─── Supplied information
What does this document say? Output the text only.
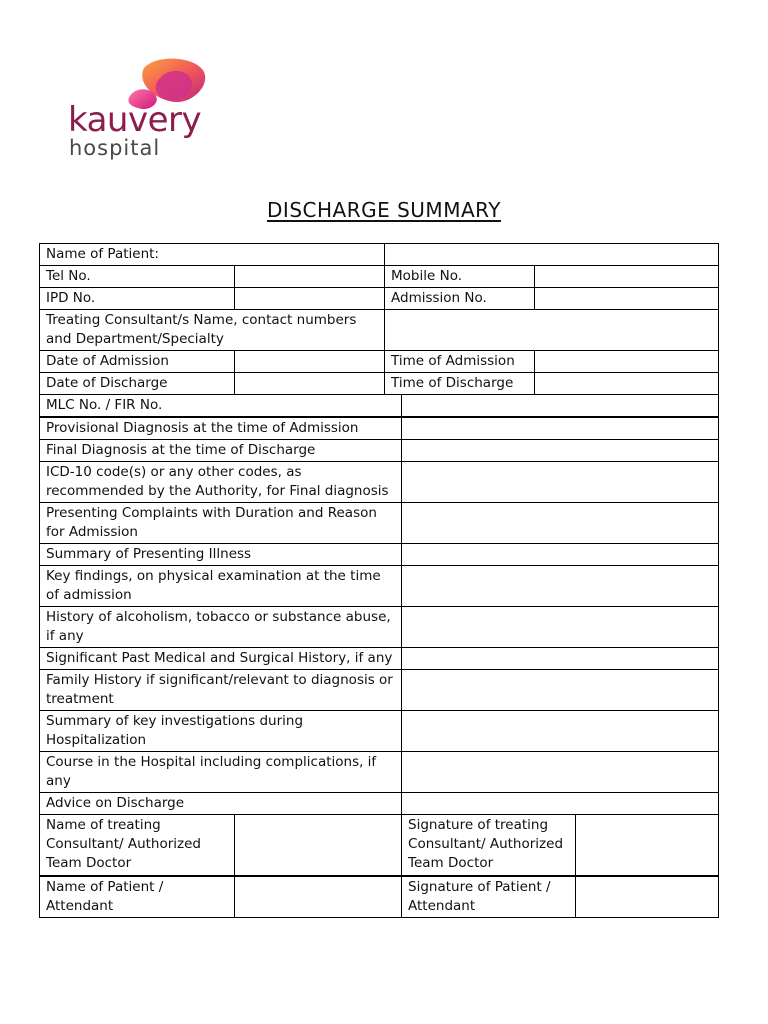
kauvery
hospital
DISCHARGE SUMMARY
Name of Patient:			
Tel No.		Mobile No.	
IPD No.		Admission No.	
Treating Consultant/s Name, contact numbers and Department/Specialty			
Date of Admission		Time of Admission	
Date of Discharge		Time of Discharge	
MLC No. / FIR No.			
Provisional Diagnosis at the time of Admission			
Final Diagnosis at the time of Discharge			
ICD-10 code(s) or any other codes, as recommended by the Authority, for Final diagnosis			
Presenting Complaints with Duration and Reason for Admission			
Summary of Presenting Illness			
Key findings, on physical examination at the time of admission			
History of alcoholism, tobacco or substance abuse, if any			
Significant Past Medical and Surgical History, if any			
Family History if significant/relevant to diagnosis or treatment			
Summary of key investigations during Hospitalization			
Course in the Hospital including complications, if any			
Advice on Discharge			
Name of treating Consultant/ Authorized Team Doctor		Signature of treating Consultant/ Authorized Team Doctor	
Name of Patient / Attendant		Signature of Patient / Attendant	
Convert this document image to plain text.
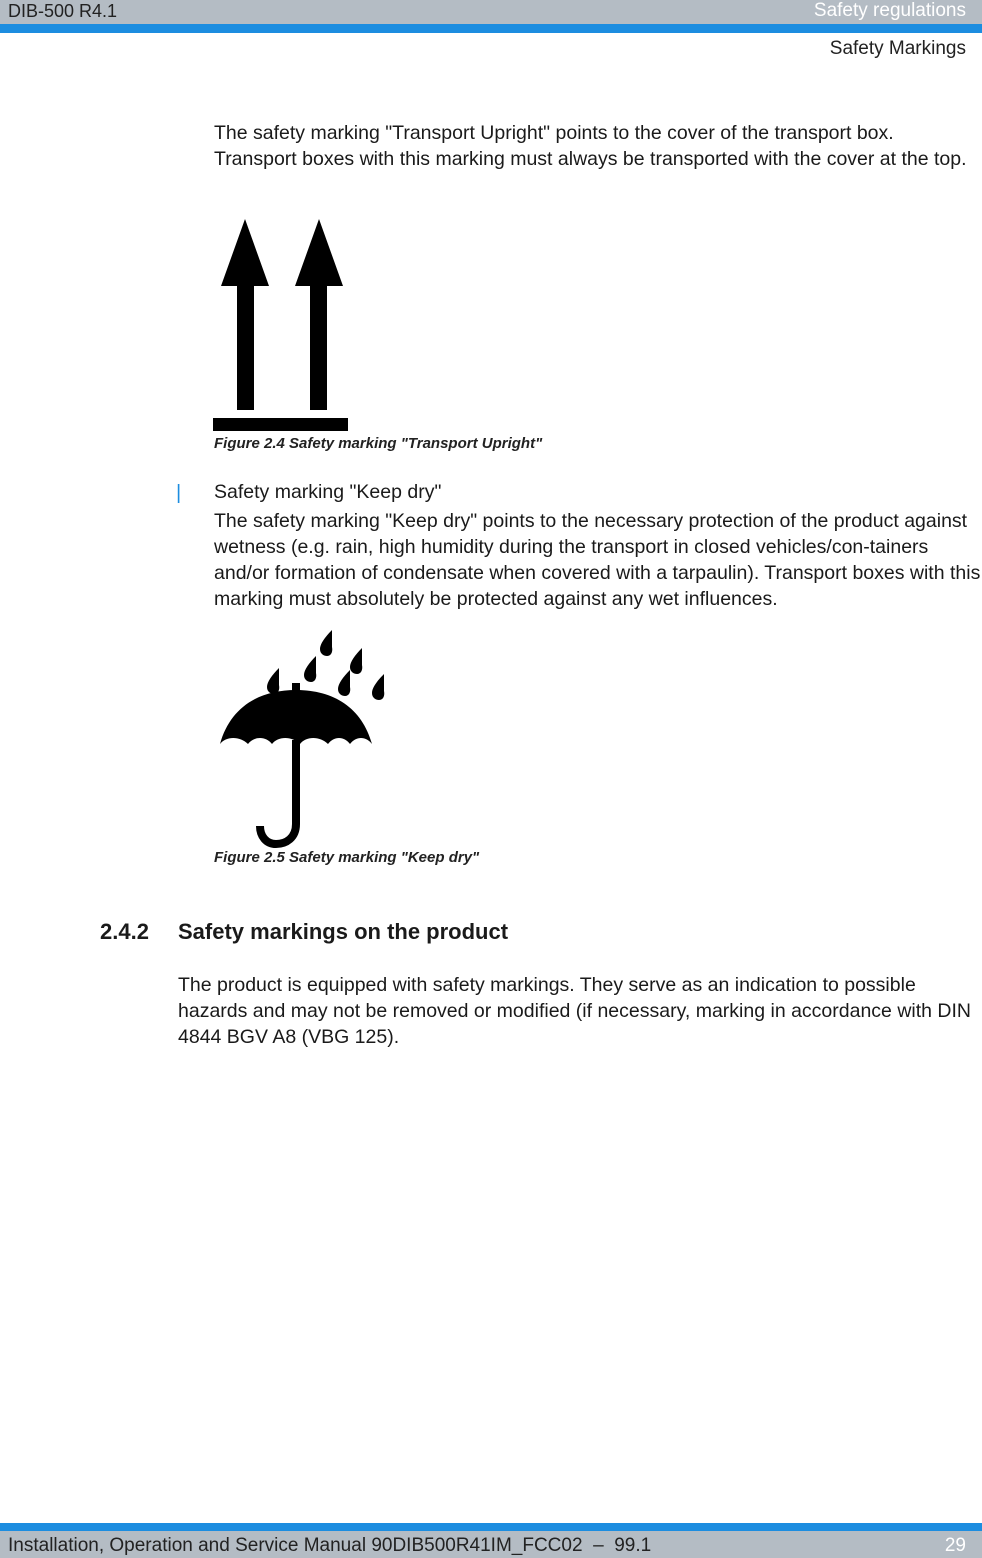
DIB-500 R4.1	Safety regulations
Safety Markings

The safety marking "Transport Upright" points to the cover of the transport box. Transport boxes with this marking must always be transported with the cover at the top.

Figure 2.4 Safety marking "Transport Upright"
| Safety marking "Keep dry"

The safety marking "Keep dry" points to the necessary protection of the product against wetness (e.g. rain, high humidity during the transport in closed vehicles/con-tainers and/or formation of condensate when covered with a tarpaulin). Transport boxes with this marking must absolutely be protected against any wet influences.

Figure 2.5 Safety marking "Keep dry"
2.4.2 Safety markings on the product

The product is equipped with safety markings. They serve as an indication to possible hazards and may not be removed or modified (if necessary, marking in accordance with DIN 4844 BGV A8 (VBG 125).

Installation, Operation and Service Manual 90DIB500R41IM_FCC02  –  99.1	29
──────
Written exercise: Find the string "Presenting" in the entries above and return each line that holds it.

Reply to the exercise:
Presenting Complaints with Duration and Reason for Admission			
Summary of Presenting Illness			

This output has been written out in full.